• **WHAT IS ASKED**
Each line containing the word "restraint" must be reported.

__________________________________________________

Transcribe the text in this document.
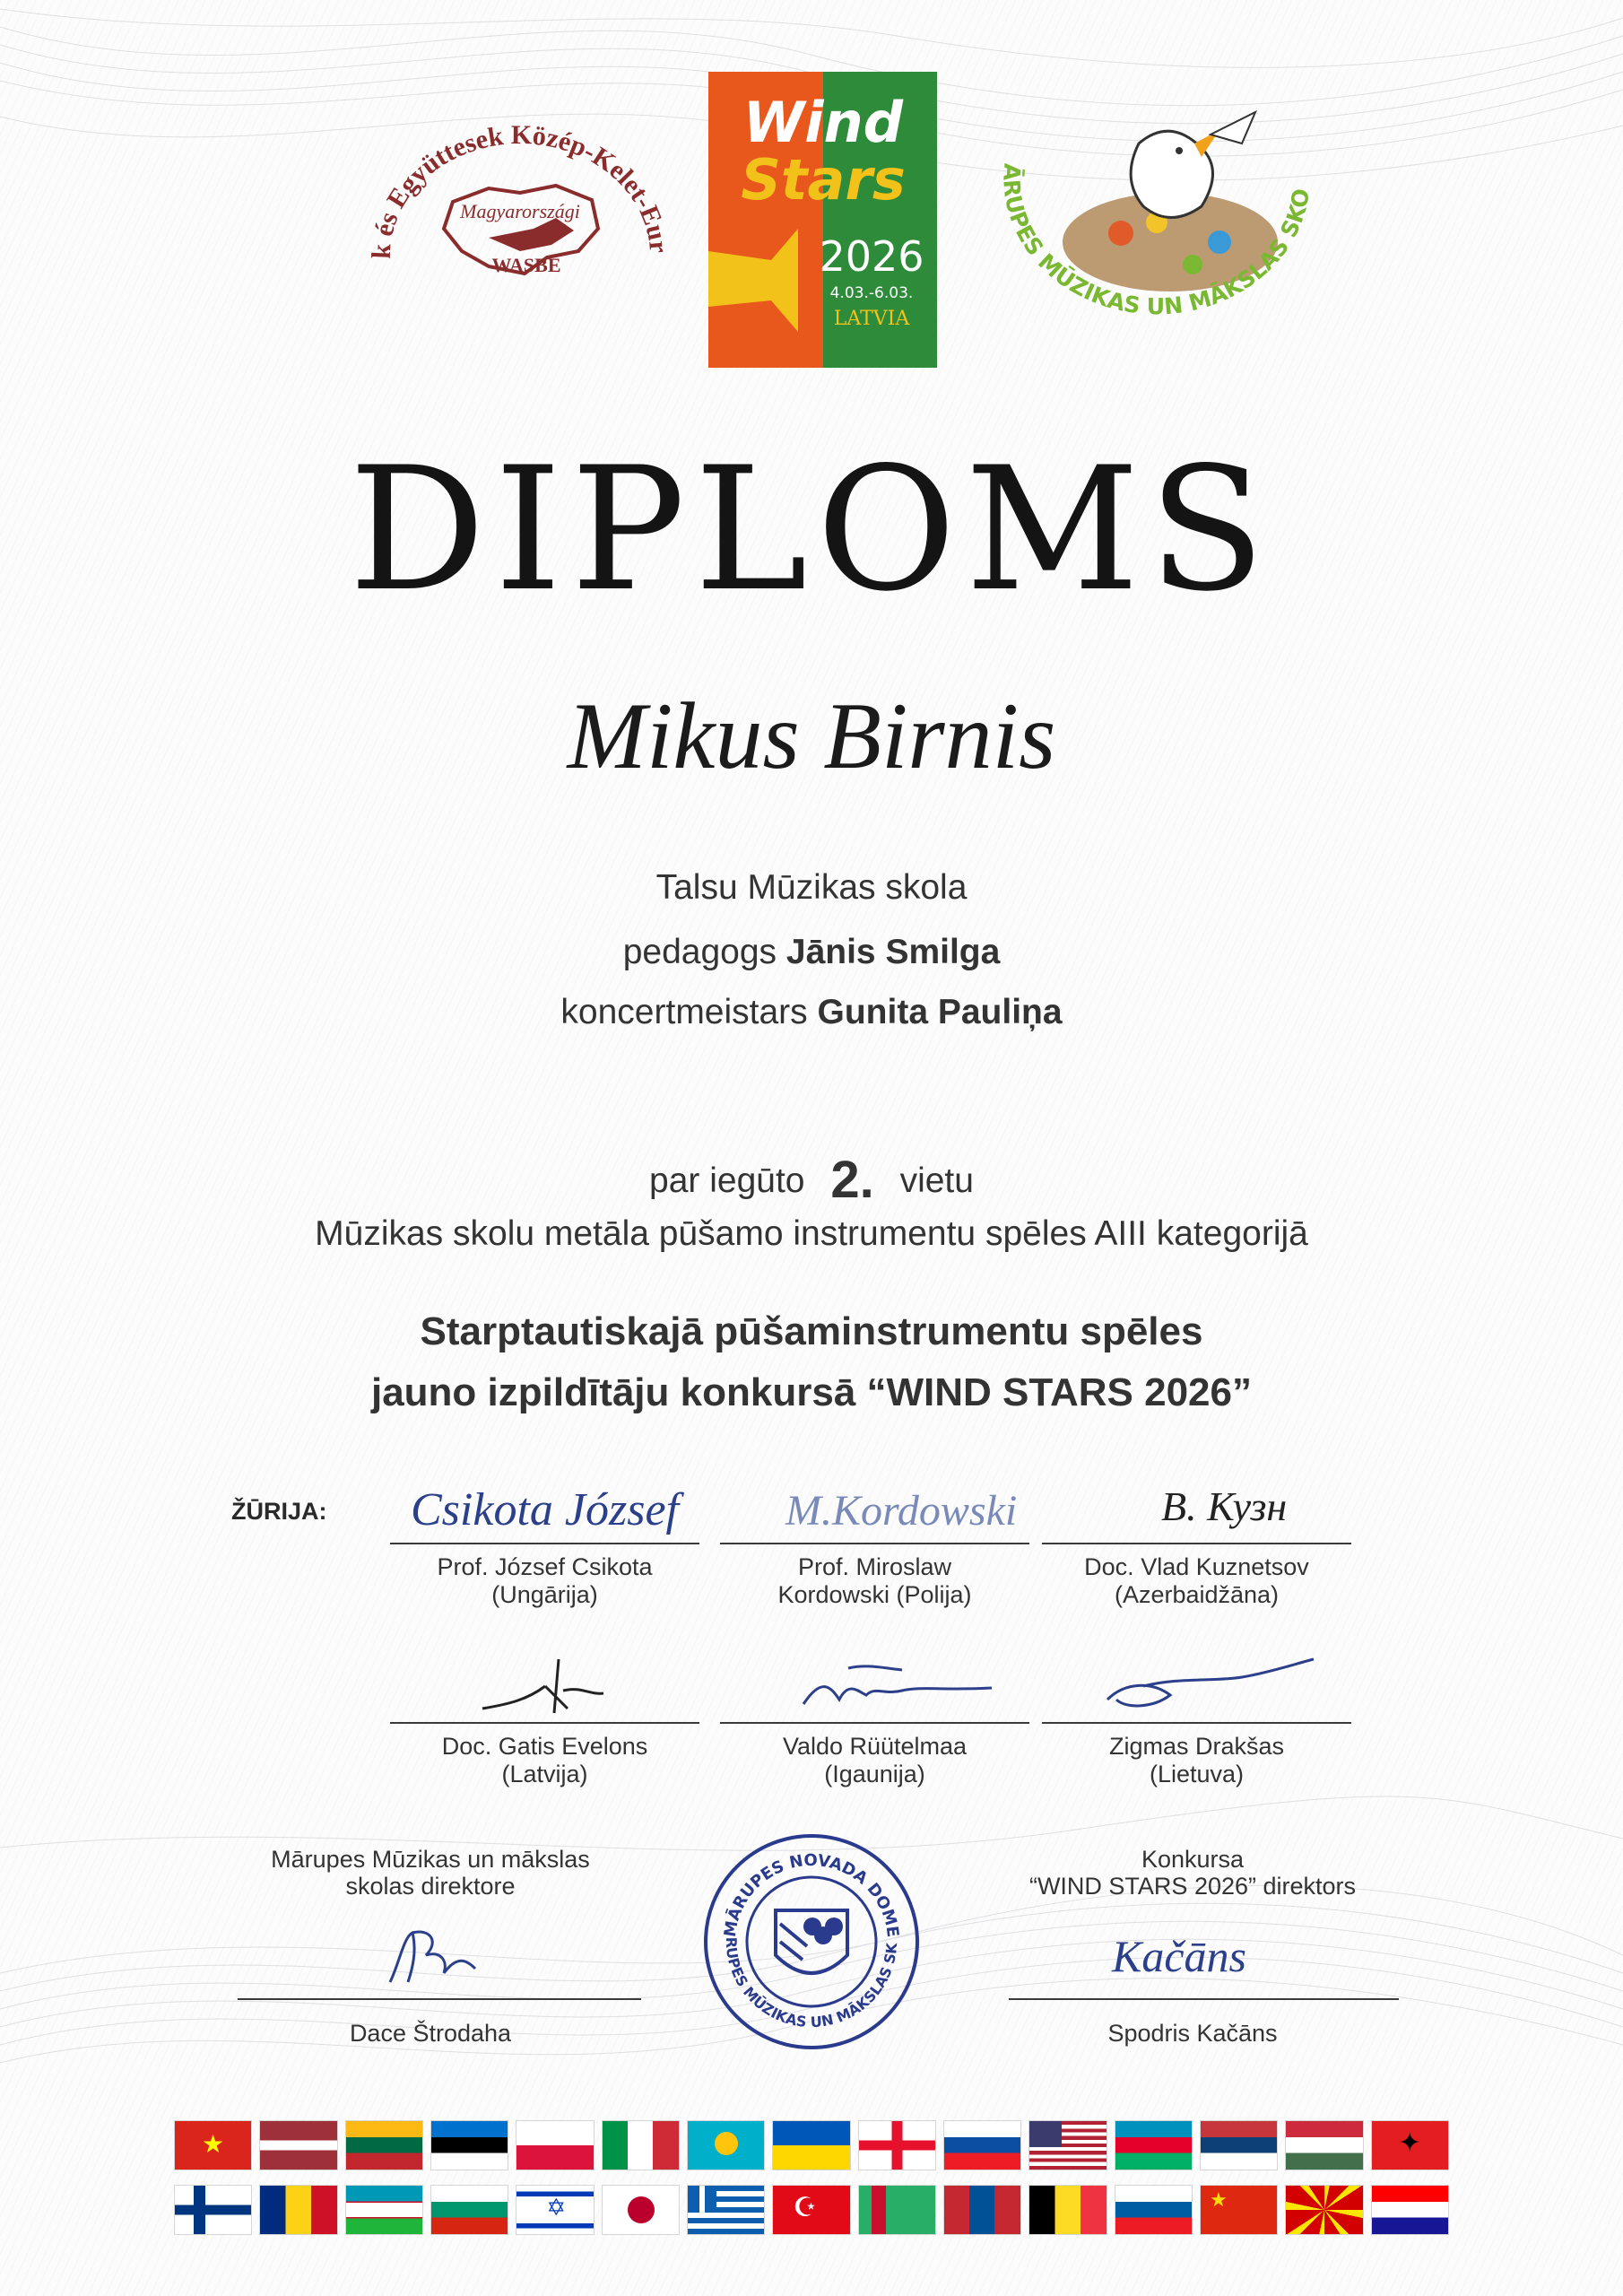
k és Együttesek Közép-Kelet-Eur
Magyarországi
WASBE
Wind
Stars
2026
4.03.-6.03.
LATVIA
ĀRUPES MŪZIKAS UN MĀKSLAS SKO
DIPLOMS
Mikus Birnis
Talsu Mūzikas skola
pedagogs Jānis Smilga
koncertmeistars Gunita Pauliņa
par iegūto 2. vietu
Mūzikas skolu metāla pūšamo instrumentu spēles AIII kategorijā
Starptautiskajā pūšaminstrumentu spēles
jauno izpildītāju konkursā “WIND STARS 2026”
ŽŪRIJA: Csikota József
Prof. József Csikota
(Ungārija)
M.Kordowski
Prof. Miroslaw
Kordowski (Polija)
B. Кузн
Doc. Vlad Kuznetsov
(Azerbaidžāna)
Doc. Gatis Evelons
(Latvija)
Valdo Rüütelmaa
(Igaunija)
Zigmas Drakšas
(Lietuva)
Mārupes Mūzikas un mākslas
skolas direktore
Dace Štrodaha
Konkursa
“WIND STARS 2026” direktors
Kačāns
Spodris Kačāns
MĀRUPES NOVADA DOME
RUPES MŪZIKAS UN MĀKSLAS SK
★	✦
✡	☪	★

__________________________________________________

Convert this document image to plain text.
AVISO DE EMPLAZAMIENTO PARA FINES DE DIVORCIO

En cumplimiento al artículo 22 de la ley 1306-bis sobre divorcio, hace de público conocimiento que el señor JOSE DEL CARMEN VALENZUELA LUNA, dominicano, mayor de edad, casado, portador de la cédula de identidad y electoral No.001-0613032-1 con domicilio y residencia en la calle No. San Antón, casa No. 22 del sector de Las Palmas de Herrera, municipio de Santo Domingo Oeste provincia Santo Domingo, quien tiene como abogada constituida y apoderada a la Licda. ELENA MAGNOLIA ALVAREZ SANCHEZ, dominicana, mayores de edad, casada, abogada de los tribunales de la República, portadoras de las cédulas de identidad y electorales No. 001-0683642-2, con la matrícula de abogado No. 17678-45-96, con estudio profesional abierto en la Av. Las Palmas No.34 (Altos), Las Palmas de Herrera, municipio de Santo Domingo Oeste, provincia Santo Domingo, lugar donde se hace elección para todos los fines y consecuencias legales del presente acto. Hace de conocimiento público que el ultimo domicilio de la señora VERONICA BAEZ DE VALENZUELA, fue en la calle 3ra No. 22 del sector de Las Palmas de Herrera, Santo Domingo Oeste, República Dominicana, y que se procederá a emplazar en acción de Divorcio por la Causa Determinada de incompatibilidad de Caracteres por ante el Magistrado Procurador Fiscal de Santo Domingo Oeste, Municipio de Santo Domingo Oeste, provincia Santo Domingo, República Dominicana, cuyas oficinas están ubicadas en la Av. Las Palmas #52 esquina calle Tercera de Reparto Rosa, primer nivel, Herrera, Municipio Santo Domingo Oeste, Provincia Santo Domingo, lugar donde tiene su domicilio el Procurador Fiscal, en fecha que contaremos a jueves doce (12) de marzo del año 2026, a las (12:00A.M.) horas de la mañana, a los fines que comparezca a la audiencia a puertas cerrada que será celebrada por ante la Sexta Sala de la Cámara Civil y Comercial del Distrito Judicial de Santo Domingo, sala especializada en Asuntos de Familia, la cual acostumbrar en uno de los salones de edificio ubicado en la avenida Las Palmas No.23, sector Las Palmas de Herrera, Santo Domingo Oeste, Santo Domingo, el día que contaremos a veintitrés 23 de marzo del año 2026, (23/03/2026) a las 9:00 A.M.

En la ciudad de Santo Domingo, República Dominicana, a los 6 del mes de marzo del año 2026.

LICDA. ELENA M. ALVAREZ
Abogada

__________________________________________________

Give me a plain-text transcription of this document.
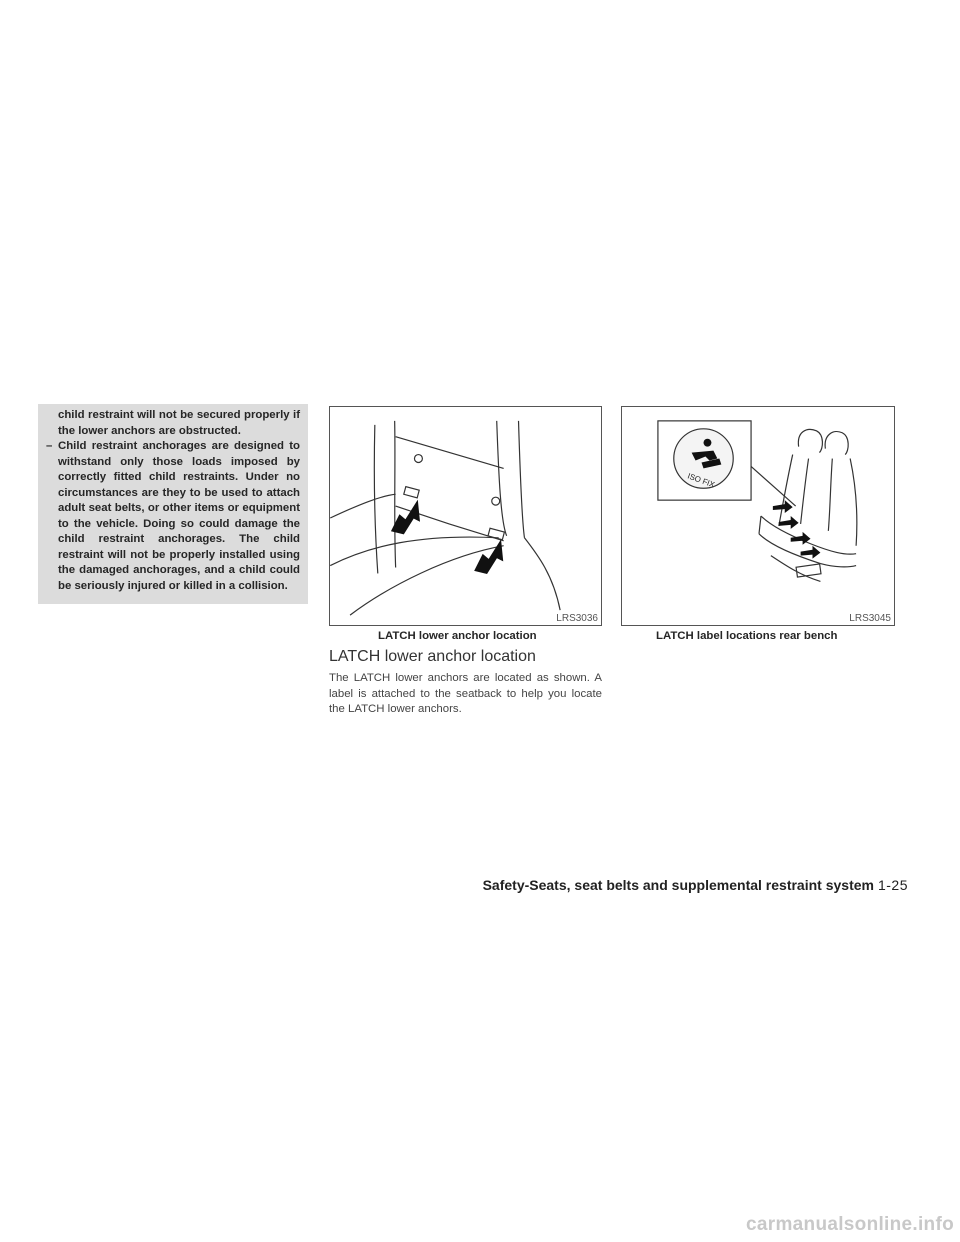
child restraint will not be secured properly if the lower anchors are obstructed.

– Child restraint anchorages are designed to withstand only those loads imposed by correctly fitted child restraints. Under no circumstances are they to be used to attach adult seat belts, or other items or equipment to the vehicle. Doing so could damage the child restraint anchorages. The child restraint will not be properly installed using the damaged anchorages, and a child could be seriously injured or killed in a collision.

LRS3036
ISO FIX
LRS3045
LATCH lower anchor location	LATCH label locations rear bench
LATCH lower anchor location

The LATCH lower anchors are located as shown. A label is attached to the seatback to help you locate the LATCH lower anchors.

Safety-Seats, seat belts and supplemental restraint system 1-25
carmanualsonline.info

__________________________________________________

• **RESPONSE TO THIS EXERCISE**
child restraint will not be secured properly if the lower anchors are obstructed.
– Child restraint anchorages are designed to withstand only those loads imposed by correctly fitted child restraints. Under no circumstances are they to be used to attach adult seat belts, or other items or equipment to the vehicle. Doing so could damage the child restraint anchorages. The child restraint will not be properly installed using the damaged anchorages, and a child could be seriously injured or killed in a collision.
Safety-Seats, seat belts and supplemental restraint system 1-25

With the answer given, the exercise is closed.